# Da fare:
[a] Restituisci il passo del testo che inizia con "Si fionda fuori" e continua fino a "furgone del Fabri.".
[b] Elenca tutti i nomi propri di persona presenti nel testo, riportando una sola volta ciascuna forma diversa.
[c] In base al testo, rispondi a queste domande:
(i) Da dove esce di corsa Giacomo?
(ii) Verso che cosa corrono a gara i due bambini?
(iii) Che cosa riceve per primo Matti?

# Testo:
++++++

Da dietro le spalle sento trambusto, qualcosa che cade. Tre stanze più in là Matteo si mette a correre, fa gli scalini, accellera sul corridoio, quando passa davanti allo studio, quasi vola. mi lancia appena uno sguardo eccitato: "Corri che è arrivato il gelatooo..."
Si fionda fuori uscendo sul giardino, nel viottolo quasi si scontra con Giacomo, che esce anche lui di corsa, ma dalla casa di fronte. E' una gara a chi arriva prima al furgone del Fabri.
E già qui da noi il gelato ci arriva dentro casa. Fabrizio scende apre il retro, il fianco del furgone, e si mette in "consolle".
"Io vojo i'gelato caldo..!" Il primo e per Matti una coppetta di panna (gelato caldo) e poi via tutti i bimbi, anche quelli del vicinato. Poi qualche mezzo chilo o chilo per casa, due chiacchere veloci che il giro non è finito. Un saluto e alla prossima, ciao Fabri.

++++++

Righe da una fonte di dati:
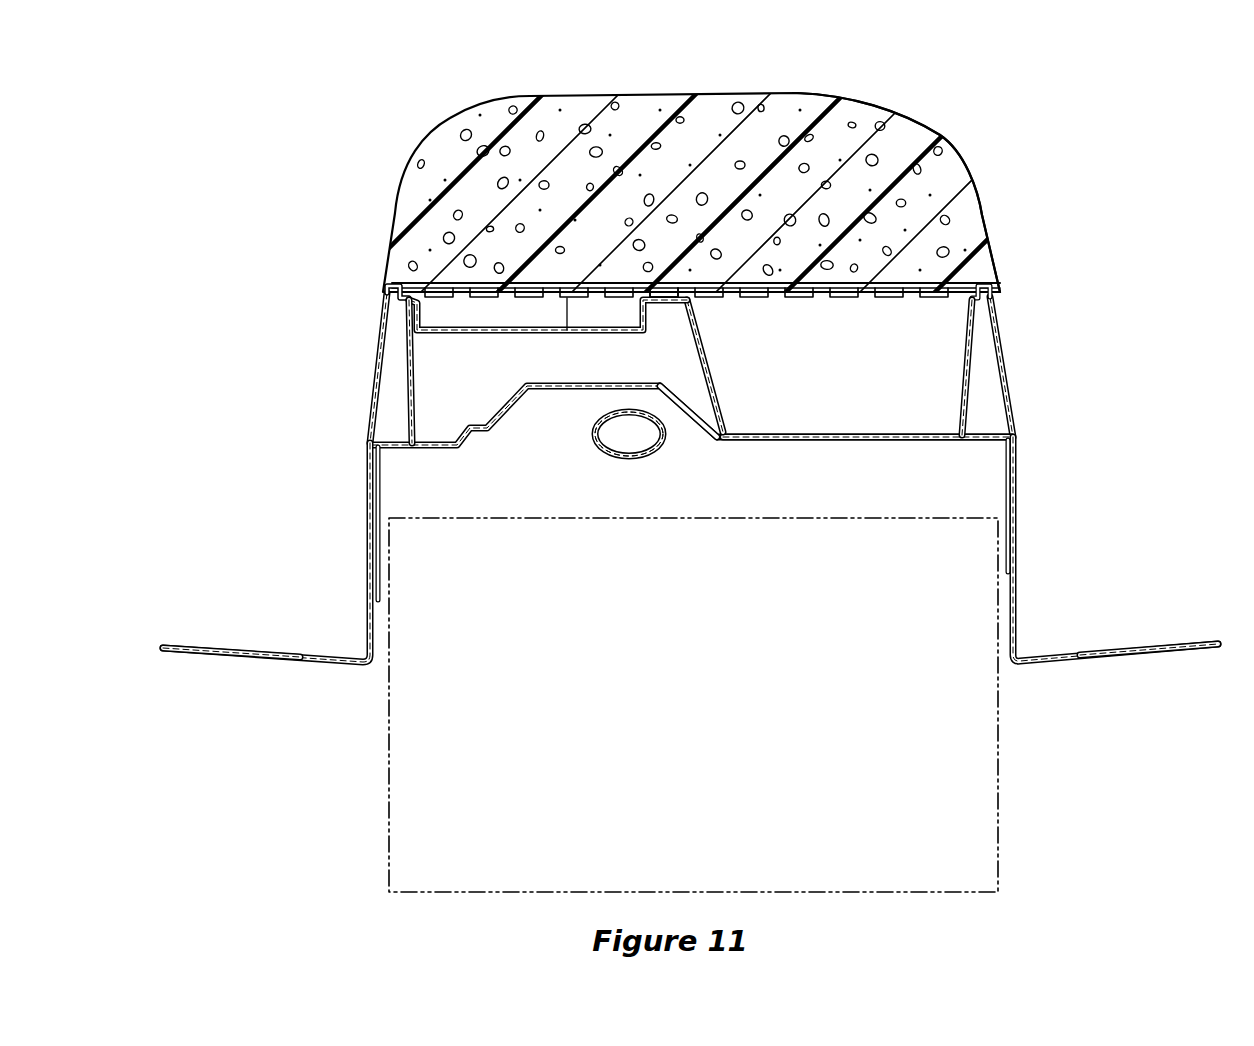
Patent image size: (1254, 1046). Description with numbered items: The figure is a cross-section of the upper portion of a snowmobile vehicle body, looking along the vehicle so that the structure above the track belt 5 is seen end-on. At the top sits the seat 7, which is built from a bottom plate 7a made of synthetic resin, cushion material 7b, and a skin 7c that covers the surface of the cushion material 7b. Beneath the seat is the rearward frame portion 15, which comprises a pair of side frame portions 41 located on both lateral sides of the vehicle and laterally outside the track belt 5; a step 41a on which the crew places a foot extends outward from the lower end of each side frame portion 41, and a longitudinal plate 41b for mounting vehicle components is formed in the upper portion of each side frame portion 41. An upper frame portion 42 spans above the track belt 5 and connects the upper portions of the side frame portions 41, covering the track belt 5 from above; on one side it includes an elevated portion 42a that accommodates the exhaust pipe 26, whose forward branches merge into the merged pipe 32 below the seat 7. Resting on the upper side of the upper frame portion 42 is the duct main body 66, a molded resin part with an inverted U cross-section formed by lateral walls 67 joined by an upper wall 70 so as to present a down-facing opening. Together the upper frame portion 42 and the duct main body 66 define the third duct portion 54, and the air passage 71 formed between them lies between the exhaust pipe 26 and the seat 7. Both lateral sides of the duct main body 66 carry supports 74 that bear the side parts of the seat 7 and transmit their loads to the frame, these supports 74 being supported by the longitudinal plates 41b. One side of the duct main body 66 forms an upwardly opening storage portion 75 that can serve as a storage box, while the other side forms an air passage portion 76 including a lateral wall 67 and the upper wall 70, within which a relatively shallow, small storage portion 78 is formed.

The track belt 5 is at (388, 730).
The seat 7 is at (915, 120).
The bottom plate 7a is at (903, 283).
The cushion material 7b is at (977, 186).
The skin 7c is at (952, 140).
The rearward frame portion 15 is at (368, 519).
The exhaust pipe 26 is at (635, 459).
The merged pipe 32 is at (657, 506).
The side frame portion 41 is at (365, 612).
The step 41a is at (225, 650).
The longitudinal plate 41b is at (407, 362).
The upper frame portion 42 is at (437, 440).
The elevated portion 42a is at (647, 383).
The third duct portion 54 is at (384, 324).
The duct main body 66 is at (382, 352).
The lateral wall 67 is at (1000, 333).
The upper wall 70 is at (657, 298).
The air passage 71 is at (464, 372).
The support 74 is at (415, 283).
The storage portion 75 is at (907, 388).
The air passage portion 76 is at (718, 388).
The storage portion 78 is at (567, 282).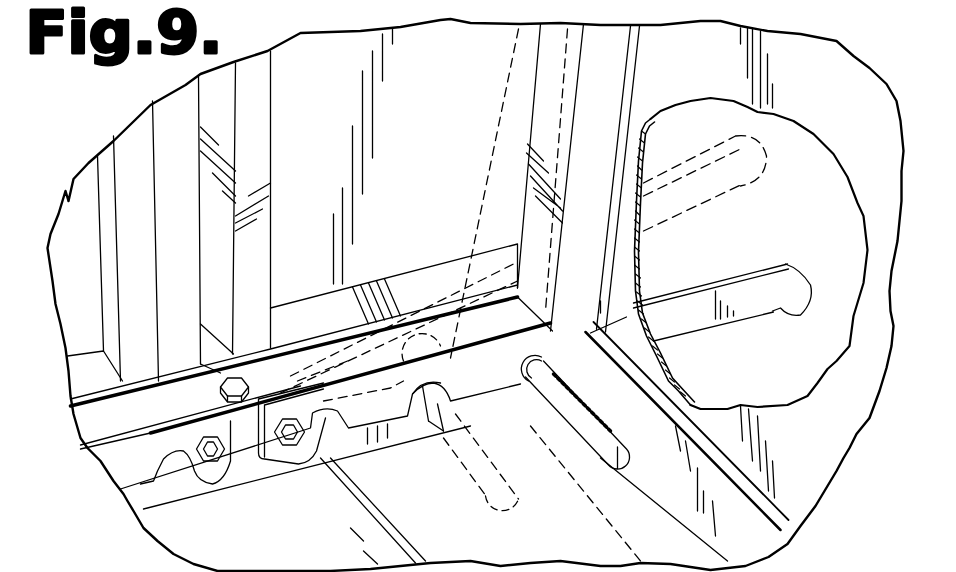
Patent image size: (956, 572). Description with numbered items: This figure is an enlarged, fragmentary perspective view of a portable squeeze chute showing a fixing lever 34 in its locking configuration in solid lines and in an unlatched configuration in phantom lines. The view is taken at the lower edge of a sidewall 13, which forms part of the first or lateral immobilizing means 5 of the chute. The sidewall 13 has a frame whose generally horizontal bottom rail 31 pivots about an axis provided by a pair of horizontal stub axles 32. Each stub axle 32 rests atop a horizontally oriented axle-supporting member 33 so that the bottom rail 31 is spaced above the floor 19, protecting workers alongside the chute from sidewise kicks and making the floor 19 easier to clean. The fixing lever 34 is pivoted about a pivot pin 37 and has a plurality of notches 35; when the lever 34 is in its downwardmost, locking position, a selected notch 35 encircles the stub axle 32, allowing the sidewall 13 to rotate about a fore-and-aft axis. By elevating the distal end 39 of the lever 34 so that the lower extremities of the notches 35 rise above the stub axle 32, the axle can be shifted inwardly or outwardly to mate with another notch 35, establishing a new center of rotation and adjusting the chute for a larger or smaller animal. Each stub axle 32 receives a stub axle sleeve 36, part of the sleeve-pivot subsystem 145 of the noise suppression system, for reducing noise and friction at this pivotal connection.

++++++

# Risultati per compito:
[a]
Si fionda fuori uscendo sul giardino, nel viottolo quasi si scontra con Giacomo, che esce anche lui di corsa, ma dalla casa di fronte. E' una gara a chi arriva prima al furgone del Fabri.

[b] Matteo, Giacomo, Fabri, Fabrizio, Matti

[c]
(i) Dalla casa di fronte.
(ii) Verso il furgone del Fabri.
(iii) Una coppetta di panna, il "gelato caldo".